* [Stated exercise]
For the data below, report the number of lines that contain the string "screenshot" and nothing else.

START

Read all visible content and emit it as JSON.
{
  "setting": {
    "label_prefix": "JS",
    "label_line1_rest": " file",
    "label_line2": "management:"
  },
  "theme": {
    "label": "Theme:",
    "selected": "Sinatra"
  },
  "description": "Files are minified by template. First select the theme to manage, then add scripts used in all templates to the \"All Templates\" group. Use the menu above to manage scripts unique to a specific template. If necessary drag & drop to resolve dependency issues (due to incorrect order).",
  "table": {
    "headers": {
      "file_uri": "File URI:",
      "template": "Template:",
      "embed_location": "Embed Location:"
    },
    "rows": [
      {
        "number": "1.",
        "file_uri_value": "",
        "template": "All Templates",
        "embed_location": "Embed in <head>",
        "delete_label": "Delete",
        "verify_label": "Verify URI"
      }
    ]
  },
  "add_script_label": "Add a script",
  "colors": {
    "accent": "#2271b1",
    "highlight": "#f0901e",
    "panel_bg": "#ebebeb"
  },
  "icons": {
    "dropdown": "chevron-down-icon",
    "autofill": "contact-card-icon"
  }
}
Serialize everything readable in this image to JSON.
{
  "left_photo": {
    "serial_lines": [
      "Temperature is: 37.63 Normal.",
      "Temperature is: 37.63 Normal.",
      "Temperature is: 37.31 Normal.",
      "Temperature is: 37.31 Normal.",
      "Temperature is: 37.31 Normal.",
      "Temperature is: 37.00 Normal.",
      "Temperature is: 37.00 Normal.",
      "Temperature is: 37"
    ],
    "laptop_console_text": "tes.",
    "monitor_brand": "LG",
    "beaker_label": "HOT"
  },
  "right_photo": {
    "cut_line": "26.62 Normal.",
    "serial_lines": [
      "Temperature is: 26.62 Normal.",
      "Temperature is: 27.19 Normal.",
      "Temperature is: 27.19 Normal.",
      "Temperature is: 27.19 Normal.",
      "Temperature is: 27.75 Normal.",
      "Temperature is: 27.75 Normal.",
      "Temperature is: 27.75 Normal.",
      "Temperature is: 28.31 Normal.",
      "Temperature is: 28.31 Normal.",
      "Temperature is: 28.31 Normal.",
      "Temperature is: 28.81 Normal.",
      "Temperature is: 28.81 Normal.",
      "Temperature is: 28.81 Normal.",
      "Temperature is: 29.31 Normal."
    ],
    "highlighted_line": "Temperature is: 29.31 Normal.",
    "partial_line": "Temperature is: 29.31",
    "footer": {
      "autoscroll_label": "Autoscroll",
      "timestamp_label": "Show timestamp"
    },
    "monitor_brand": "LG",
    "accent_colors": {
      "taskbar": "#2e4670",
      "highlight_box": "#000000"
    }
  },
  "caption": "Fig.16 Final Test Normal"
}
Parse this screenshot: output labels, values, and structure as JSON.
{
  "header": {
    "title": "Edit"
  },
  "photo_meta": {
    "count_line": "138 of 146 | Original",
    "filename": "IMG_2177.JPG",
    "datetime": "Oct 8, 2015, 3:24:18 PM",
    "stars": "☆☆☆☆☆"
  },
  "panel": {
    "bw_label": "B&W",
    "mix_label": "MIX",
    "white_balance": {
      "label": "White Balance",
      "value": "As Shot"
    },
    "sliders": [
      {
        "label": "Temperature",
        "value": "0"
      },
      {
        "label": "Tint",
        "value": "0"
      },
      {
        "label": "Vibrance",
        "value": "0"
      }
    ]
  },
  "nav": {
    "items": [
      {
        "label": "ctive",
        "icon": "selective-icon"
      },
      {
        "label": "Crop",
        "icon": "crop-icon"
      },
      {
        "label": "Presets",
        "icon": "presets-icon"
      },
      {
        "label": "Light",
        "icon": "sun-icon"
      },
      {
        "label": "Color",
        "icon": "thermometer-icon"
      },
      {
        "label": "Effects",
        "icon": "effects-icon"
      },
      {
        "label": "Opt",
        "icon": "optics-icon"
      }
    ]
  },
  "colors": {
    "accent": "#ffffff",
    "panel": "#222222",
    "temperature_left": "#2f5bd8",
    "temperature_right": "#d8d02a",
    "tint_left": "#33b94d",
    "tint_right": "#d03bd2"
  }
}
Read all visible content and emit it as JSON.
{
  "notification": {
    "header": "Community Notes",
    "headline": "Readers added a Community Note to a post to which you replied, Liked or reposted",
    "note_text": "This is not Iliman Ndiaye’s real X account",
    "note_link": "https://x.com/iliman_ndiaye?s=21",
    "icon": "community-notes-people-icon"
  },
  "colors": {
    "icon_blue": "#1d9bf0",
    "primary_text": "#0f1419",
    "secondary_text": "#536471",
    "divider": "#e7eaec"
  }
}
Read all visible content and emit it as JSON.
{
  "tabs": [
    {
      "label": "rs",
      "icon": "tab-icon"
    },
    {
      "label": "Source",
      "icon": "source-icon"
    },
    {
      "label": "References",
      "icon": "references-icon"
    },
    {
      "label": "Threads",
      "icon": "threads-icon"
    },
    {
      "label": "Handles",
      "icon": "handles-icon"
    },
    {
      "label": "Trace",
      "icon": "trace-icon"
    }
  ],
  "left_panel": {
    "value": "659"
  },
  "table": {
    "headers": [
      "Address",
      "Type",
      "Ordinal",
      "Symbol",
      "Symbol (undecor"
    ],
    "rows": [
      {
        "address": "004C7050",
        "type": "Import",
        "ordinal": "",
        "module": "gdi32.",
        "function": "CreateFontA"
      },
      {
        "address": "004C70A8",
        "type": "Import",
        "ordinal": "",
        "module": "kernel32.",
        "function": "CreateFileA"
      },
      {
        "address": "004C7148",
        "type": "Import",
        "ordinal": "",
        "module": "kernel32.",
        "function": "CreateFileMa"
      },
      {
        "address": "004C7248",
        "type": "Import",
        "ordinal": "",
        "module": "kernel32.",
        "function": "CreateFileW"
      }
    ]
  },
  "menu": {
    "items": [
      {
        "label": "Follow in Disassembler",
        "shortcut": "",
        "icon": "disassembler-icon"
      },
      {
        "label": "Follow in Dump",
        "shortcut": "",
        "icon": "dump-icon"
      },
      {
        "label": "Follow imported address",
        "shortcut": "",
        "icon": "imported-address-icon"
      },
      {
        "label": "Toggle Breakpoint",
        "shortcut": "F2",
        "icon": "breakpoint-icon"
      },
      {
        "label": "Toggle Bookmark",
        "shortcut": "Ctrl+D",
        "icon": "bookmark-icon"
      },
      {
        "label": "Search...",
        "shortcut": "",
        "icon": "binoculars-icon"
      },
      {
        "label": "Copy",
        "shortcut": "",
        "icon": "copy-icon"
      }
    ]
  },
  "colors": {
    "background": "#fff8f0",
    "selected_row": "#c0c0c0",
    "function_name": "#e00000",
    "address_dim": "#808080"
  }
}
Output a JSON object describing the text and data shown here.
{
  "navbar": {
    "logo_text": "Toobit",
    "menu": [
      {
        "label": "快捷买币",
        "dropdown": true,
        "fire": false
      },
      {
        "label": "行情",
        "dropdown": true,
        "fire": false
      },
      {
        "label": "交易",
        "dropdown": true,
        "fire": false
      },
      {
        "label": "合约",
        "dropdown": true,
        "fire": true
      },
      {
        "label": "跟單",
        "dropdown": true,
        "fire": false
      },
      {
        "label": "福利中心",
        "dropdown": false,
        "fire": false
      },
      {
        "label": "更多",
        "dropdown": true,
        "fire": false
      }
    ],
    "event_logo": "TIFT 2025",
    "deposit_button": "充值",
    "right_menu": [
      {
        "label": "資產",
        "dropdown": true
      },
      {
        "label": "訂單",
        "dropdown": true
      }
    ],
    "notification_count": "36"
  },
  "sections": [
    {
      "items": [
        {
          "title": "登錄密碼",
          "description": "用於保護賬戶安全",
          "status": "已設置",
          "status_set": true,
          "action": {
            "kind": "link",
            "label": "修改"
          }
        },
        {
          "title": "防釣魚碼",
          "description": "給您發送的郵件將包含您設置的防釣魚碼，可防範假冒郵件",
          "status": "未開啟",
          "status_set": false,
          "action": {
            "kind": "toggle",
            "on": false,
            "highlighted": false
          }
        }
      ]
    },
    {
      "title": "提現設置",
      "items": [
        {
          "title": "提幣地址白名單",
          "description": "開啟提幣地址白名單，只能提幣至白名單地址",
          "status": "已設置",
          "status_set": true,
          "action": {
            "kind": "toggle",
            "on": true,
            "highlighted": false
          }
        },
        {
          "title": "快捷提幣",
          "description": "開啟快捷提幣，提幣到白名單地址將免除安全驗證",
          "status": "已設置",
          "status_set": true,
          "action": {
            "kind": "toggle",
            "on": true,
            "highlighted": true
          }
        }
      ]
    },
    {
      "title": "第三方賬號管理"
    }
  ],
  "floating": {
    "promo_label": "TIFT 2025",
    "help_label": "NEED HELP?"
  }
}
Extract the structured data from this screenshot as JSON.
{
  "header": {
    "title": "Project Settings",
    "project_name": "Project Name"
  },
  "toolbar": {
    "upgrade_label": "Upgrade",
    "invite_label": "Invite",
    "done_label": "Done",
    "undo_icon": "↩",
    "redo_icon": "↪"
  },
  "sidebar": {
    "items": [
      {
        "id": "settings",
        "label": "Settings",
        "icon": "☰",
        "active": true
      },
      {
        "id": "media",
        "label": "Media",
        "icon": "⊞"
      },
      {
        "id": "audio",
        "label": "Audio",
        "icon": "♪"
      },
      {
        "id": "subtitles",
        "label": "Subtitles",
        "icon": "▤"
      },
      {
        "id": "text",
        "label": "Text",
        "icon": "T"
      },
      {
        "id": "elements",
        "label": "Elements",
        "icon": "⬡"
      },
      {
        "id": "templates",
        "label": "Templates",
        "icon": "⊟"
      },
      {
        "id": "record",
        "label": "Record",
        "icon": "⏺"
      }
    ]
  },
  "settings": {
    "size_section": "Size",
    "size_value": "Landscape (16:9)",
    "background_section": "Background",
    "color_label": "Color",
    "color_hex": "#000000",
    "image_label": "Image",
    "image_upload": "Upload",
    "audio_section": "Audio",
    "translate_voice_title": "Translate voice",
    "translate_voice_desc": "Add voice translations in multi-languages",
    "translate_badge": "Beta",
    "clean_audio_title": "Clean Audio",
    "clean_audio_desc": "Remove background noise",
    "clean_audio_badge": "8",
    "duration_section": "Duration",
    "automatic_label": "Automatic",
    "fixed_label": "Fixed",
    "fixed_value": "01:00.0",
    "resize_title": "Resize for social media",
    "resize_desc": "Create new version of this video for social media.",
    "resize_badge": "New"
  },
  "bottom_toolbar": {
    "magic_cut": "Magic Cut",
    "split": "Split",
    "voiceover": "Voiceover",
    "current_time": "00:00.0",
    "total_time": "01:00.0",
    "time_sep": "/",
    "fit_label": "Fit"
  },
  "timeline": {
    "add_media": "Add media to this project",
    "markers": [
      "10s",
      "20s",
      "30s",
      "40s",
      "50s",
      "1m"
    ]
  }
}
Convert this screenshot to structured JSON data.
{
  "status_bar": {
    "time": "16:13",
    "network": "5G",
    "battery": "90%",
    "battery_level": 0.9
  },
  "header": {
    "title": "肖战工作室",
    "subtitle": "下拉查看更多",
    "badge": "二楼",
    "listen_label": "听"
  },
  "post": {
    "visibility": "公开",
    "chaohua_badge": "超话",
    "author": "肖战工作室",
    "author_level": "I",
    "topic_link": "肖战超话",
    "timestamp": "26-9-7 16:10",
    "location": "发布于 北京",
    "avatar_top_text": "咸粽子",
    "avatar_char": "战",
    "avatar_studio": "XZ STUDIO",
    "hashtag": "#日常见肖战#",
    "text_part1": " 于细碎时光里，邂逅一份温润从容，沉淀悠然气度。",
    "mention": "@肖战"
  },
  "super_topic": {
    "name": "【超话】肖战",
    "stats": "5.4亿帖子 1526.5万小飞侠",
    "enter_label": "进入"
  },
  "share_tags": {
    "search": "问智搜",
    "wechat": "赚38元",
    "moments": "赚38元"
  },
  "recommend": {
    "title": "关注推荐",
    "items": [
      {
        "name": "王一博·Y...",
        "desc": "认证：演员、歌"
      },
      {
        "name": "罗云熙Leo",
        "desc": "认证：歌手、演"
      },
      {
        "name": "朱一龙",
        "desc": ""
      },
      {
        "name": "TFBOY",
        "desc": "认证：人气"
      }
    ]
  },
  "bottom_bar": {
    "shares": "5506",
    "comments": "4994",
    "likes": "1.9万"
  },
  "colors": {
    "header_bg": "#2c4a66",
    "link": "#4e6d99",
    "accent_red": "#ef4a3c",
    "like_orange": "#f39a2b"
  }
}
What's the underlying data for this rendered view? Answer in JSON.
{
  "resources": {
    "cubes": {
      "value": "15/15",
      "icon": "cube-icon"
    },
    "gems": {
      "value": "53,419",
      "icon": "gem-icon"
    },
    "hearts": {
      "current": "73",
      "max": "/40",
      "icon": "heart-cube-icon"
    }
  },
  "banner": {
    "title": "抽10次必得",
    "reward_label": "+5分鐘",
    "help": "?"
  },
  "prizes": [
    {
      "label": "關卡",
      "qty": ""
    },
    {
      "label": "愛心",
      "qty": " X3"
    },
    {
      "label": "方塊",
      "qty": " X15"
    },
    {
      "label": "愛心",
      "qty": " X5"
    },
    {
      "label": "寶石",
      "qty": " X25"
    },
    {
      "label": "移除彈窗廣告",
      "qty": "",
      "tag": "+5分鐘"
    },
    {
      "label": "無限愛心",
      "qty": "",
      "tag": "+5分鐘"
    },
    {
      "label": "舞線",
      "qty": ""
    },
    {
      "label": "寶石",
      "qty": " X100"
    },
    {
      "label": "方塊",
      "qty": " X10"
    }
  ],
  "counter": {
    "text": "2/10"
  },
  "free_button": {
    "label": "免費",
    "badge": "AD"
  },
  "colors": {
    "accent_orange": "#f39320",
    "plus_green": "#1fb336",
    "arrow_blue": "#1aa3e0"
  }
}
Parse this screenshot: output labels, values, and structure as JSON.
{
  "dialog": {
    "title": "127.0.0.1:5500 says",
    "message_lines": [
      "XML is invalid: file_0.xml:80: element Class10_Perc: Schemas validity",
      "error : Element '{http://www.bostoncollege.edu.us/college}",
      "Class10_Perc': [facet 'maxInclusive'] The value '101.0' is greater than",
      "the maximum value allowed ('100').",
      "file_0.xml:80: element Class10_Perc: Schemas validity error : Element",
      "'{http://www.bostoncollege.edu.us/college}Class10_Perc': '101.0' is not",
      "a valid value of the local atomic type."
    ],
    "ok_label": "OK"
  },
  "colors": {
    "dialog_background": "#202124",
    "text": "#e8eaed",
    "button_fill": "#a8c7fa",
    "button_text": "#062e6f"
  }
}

END

* [Exercise result]
4